Given problem :: Leave out every picture, then transcribe the rest of the listing exactly.

Records from a dataset
^^^^^^^^
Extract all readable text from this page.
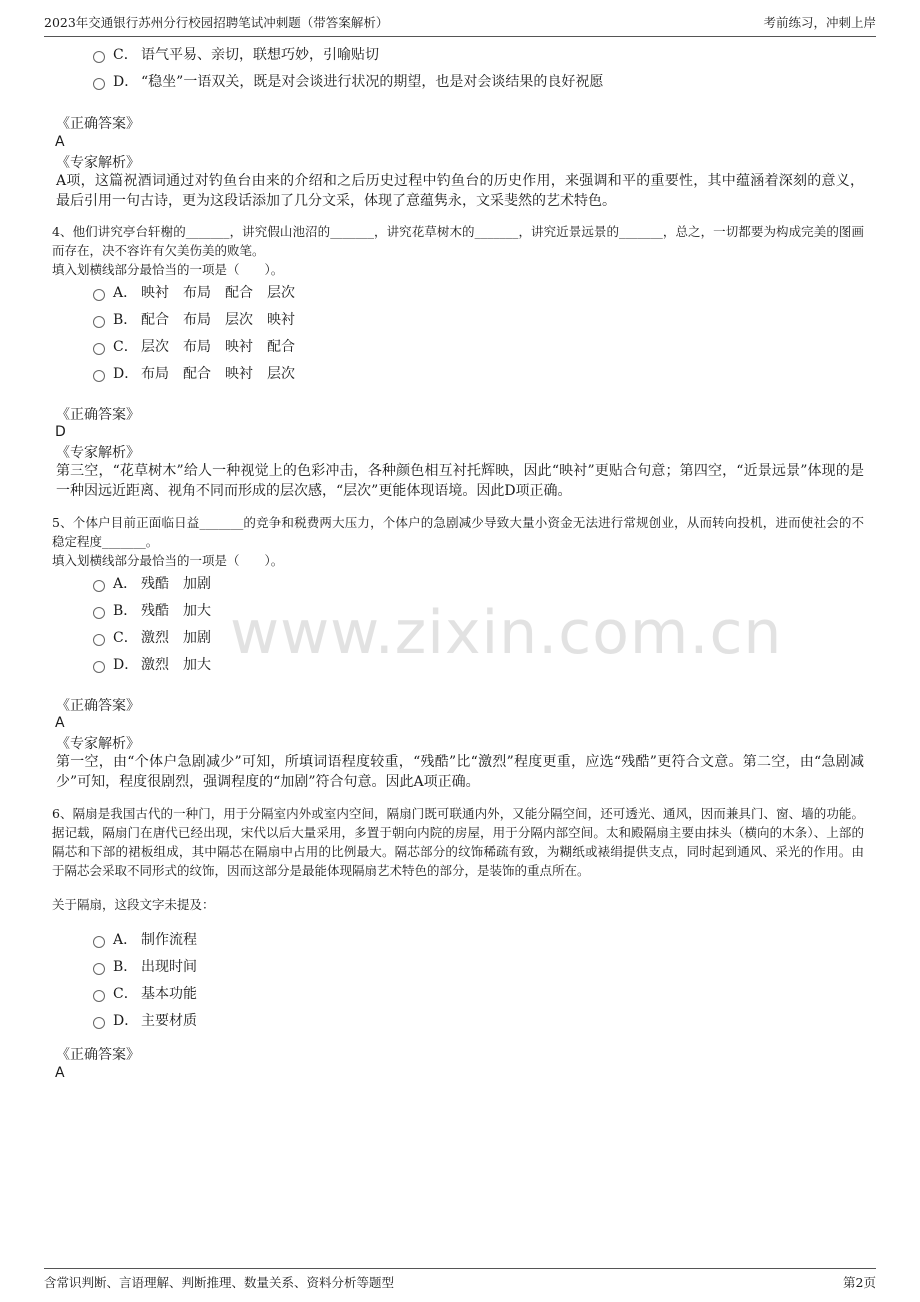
2023年交通银行苏州分行校园招聘笔试冲刺题（带答案解析）	考前练习，冲刺上岸
www.zixin.com.cn
C． 语气平易、亲切，联想巧妙，引喻贴切
D． “稳坐”一语双关，既是对会谈进行状况的期望，也是对会谈结果的良好祝愿
《正确答案》
A
《专家解析》
A项，这篇祝酒词通过对钓鱼台由来的介绍和之后历史过程中钓鱼台的历史作用，来强调和平的重要性，其中蕴涵着深刻的意义，最后引用一句古诗，更为这段话添加了几分文采，体现了意蕴隽永，文采斐然的艺术特色。
4、他们讲究亭台轩榭的_______，讲究假山池沼的_______，讲究花草树木的_______，讲究近景远景的_______，总之，一切都要为构成完美的图画而存在，决不容许有欠美伤美的败笔。
填入划横线部分最恰当的一项是（　　）。
A． 映衬 布局 配合 层次
B． 配合 布局 层次 映衬
C． 层次 布局 映衬 配合
D． 布局 配合 映衬 层次
《正确答案》
D
《专家解析》
第三空，“花草树木”给人一种视觉上的色彩冲击，各种颜色相互衬托辉映，因此“映衬”更贴合句意；第四空，“近景远景”体现的是一种因远近距离、视角不同而形成的层次感，“层次”更能体现语境。因此D项正确。
5、个体户目前正面临日益_______的竞争和税费两大压力，个体户的急剧减少导致大量小资金无法进行常规创业，从而转向投机，进而使社会的不稳定程度_______。
填入划横线部分最恰当的一项是（　　）。
A． 残酷 加剧
B． 残酷 加大
C． 激烈 加剧
D． 激烈 加大
《正确答案》
A
《专家解析》
第一空，由“个体户急剧减少”可知，所填词语程度较重，“残酷”比“激烈”程度更重，应选“残酷”更符合文意。第二空，由“急剧减少”可知，程度很剧烈，强调程度的“加剧”符合句意。因此A项正确。
6、隔扇是我国古代的一种门，用于分隔室内外或室内空间，隔扇门既可联通内外，又能分隔空间，还可透光、通风，因而兼具门、窗、墙的功能。据记载，隔扇门在唐代已经出现，宋代以后大量采用，多置于朝向内院的房屋，用于分隔内部空间。太和殿隔扇主要由抹头（横向的木条）、上部的隔芯和下部的裙板组成，其中隔芯在隔扇中占用的比例最大。隔芯部分的纹饰稀疏有致，为糊纸或裱绢提供支点，同时起到通风、采光的作用。由于隔芯会采取不同形式的纹饰，因而这部分是最能体现隔扇艺术特色的部分，是装饰的重点所在。
关于隔扇，这段文字未提及：
A． 制作流程
B． 出现时间
C． 基本功能
D． 主要材质
《正确答案》
A
含常识判断、言语理解、判断推理、数量关系、资料分析等题型	第2页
^^^^^^^^
Output for this exercise ::
Extract all readable text from this page.
2023年交通银行苏州分行校园招聘笔试冲刺题（带答案解析）	考前练习，冲刺上岸
www.zixin.com.cn
C． 语气平易、亲切，联想巧妙，引喻贴切
D． “稳坐”一语双关，既是对会谈进行状况的期望，也是对会谈结果的良好祝愿
《正确答案》
A
《专家解析》
A项，这篇祝酒词通过对钓鱼台由来的介绍和之后历史过程中钓鱼台的历史作用，来强调和平的重要性，其中蕴涵着深刻的意义，最后引用一句古诗，更为这段话添加了几分文采，体现了意蕴隽永，文采斐然的艺术特色。
4、他们讲究亭台轩榭的_______，讲究假山池沼的_______，讲究花草树木的_______，讲究近景远景的_______，总之，一切都要为构成完美的图画而存在，决不容许有欠美伤美的败笔。
填入划横线部分最恰当的一项是（　　）。
A． 映衬 布局 配合 层次
B． 配合 布局 层次 映衬
C． 层次 布局 映衬 配合
D． 布局 配合 映衬 层次
《正确答案》
D
《专家解析》
第三空，“花草树木”给人一种视觉上的色彩冲击，各种颜色相互衬托辉映，因此“映衬”更贴合句意；第四空，“近景远景”体现的是一种因远近距离、视角不同而形成的层次感，“层次”更能体现语境。因此D项正确。
5、个体户目前正面临日益_______的竞争和税费两大压力，个体户的急剧减少导致大量小资金无法进行常规创业，从而转向投机，进而使社会的不稳定程度_______。
填入划横线部分最恰当的一项是（　　）。
A． 残酷 加剧
B． 残酷 加大
C． 激烈 加剧
D． 激烈 加大
《正确答案》
A
《专家解析》
第一空，由“个体户急剧减少”可知，所填词语程度较重，“残酷”比“激烈”程度更重，应选“残酷”更符合文意。第二空，由“急剧减少”可知，程度很剧烈，强调程度的“加剧”符合句意。因此A项正确。
6、隔扇是我国古代的一种门，用于分隔室内外或室内空间，隔扇门既可联通内外，又能分隔空间，还可透光、通风，因而兼具门、窗、墙的功能。据记载，隔扇门在唐代已经出现，宋代以后大量采用，多置于朝向内院的房屋，用于分隔内部空间。太和殿隔扇主要由抹头（横向的木条）、上部的隔芯和下部的裙板组成，其中隔芯在隔扇中占用的比例最大。隔芯部分的纹饰稀疏有致，为糊纸或裱绢提供支点，同时起到通风、采光的作用。由于隔芯会采取不同形式的纹饰，因而这部分是最能体现隔扇艺术特色的部分，是装饰的重点所在。
关于隔扇，这段文字未提及：
A． 制作流程
B． 出现时间
C． 基本功能
D． 主要材质
《正确答案》
A
含常识判断、言语理解、判断推理、数量关系、资料分析等题型	第2页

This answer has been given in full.